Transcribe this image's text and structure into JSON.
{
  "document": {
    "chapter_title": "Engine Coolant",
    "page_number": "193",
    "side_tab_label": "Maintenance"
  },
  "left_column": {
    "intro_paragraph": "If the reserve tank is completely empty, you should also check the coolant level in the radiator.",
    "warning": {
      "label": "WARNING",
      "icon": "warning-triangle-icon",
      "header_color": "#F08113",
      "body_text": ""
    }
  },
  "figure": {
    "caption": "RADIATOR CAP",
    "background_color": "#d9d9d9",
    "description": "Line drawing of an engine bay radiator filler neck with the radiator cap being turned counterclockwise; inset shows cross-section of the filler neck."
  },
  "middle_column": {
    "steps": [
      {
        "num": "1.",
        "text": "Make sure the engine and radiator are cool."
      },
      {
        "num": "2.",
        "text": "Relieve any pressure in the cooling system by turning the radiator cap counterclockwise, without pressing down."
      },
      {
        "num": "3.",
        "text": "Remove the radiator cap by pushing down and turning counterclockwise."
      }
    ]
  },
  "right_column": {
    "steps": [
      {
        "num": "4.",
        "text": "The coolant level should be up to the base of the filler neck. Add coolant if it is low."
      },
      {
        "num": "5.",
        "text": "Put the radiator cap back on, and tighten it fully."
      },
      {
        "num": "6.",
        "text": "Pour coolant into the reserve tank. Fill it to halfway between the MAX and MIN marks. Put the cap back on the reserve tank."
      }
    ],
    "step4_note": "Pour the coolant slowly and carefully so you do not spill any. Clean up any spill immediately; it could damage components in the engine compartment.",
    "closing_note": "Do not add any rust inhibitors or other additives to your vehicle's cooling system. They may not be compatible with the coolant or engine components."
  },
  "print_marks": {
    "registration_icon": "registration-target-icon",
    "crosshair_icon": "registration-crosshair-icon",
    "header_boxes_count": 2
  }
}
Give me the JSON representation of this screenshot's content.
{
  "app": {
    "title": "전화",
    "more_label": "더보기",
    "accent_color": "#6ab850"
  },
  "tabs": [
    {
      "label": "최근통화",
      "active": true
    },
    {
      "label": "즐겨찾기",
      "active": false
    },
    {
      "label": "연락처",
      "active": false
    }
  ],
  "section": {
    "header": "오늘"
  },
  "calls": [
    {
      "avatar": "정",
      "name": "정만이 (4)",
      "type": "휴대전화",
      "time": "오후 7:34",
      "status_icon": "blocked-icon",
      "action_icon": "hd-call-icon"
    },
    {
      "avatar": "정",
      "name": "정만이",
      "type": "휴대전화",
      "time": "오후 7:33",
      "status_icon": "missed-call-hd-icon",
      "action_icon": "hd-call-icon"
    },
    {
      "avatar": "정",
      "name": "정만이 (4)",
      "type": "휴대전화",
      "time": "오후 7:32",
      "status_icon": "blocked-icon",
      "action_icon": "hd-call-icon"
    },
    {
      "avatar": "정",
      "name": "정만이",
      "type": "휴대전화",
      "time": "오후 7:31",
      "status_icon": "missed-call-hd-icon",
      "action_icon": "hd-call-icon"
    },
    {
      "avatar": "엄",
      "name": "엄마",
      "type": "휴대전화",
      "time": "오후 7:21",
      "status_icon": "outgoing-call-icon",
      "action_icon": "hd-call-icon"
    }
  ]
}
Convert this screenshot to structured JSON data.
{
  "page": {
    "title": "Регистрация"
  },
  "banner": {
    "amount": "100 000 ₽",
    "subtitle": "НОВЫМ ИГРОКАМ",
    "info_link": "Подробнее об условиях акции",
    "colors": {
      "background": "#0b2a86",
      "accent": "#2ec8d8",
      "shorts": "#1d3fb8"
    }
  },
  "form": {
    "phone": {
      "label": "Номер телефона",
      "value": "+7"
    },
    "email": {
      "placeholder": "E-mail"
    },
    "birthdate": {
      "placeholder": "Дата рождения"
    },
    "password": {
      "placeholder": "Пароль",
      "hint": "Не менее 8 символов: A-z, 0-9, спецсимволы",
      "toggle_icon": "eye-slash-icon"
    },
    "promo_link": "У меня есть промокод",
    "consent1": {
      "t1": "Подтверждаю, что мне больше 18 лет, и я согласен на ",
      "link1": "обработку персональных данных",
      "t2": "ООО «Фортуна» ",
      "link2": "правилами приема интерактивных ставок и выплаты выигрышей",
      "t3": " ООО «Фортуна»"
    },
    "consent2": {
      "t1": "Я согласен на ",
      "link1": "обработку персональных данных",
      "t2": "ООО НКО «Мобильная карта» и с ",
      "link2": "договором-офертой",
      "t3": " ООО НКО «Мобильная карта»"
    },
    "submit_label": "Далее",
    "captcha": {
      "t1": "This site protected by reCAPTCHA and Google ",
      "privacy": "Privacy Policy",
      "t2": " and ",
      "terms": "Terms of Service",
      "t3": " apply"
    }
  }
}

□ □ □ □

Exercise directions = Return every line holding the word "карта" from the records.

Result =
      "t2": "ООО НКО «Мобильная карта» и с ",
      "t3": " ООО НКО «Мобильная карта»"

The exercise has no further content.